*WRITTEN REQUEST*. Gather the lines that hold the string "label".

Collected data:
'''

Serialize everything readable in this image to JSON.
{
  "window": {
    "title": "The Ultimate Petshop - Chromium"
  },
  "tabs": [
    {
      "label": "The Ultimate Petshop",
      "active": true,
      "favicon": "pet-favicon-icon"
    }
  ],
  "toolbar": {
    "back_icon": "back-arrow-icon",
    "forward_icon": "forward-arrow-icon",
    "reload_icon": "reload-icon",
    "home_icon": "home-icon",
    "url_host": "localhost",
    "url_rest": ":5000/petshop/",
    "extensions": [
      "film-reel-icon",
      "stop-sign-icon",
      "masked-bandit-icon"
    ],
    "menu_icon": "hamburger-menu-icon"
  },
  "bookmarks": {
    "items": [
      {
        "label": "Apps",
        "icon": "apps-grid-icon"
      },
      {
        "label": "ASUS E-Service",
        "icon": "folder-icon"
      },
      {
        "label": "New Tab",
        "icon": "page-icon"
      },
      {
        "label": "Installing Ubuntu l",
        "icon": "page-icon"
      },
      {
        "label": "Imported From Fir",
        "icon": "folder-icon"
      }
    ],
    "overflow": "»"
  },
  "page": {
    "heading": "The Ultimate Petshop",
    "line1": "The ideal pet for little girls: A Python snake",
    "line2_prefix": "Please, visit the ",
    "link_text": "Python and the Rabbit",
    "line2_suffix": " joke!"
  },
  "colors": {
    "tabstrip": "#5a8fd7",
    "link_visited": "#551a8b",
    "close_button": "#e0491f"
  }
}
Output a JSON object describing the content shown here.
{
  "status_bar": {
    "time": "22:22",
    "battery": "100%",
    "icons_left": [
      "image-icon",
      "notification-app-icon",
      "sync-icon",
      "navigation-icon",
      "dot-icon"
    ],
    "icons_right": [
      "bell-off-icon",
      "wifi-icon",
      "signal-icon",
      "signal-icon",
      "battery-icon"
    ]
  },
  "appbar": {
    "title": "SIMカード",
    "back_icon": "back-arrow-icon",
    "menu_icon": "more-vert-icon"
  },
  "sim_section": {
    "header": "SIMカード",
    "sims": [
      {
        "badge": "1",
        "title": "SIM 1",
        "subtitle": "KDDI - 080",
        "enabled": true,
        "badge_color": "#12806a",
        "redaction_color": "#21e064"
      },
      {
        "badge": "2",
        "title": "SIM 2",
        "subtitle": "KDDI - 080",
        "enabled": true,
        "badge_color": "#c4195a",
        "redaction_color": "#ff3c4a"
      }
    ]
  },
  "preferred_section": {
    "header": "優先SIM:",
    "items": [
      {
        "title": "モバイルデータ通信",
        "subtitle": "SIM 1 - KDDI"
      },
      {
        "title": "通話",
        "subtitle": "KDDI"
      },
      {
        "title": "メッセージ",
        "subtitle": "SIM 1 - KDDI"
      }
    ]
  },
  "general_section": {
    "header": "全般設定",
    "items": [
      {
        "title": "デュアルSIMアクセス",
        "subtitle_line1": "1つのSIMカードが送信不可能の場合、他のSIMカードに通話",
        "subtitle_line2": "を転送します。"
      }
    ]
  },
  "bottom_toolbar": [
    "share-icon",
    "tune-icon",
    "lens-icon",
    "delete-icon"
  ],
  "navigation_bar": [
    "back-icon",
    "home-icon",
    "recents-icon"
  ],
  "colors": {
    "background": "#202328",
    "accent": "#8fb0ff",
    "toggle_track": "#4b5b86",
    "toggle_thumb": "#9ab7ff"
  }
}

'''
'''

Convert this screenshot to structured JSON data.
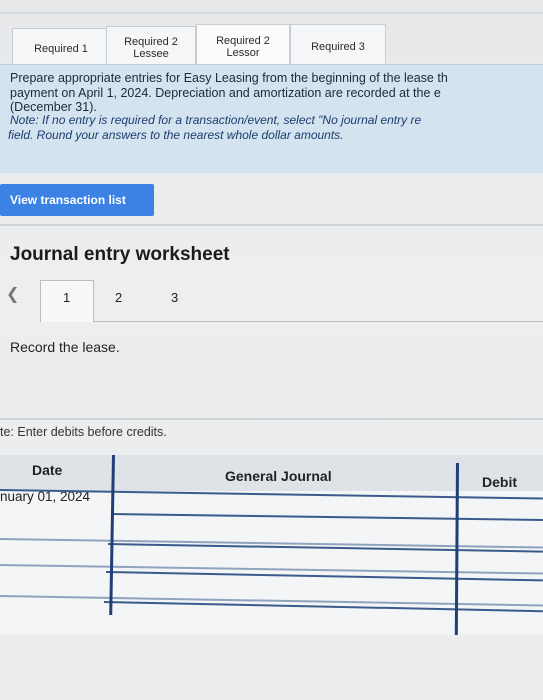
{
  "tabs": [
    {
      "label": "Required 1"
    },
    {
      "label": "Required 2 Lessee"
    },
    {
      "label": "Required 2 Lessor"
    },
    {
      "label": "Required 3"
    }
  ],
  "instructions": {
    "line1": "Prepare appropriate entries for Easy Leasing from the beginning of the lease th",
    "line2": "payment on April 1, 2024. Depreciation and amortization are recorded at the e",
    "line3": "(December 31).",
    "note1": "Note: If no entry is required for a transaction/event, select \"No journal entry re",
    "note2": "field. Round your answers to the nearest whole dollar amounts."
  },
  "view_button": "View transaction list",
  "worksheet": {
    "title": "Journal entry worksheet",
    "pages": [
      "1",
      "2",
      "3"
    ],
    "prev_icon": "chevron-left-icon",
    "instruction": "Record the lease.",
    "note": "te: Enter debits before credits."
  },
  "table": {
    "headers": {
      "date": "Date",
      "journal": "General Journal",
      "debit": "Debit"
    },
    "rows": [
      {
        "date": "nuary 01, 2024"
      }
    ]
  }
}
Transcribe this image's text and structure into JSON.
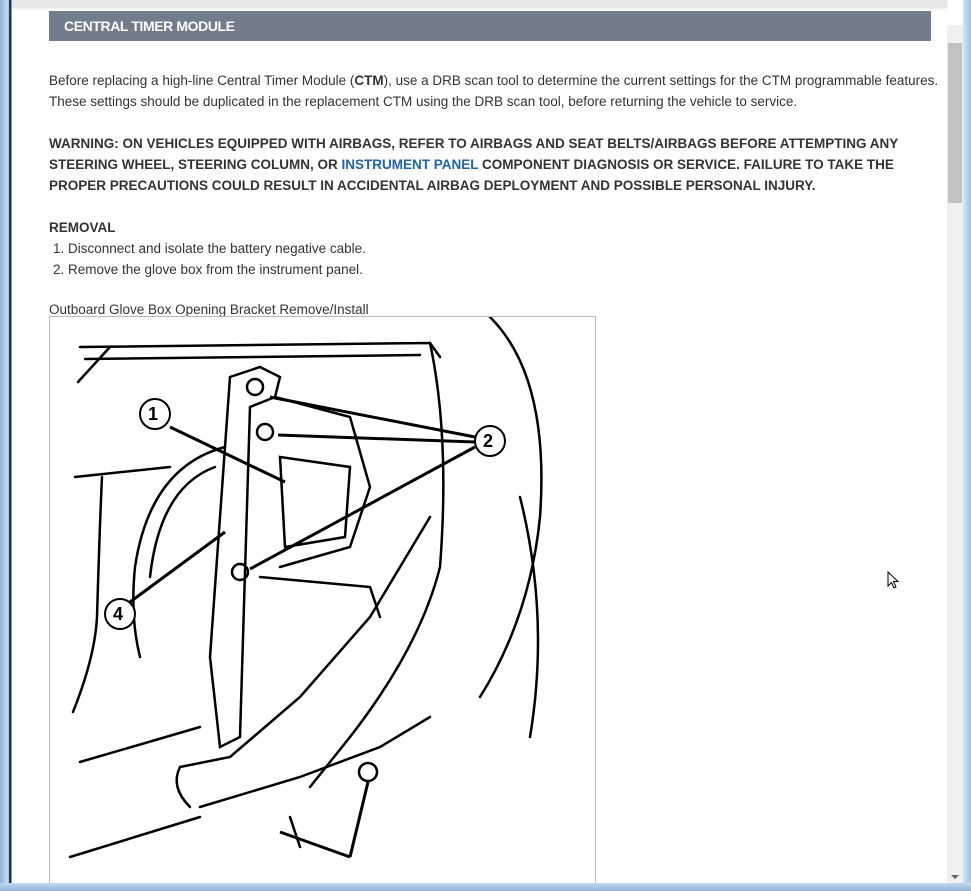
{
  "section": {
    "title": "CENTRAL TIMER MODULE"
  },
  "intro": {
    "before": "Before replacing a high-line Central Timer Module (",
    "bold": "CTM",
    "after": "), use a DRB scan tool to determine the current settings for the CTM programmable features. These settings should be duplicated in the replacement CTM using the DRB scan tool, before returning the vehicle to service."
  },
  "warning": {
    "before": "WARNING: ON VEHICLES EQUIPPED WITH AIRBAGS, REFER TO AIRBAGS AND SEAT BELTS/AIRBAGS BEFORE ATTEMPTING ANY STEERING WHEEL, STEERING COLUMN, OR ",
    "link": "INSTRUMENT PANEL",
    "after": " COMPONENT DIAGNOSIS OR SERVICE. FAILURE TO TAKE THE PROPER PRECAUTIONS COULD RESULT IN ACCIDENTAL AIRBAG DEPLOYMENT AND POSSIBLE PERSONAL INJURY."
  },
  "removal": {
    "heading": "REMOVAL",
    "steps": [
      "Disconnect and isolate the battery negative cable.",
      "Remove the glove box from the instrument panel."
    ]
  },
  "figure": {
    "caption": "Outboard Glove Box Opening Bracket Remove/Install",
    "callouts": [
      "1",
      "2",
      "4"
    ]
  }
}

'''

*ANSWER FOR THIS EXERCISE*.
      "label": "The Ultimate Petshop",
        "label": "Apps",
        "label": "ASUS E-Service",
        "label": "New Tab",
        "label": "Installing Ubuntu l",
        "label": "Imported From Fir",
      "label": "Required 1"
      "label": "Required 2 Lessee"
      "label": "Required 2 Lessor"
      "label": "Required 3"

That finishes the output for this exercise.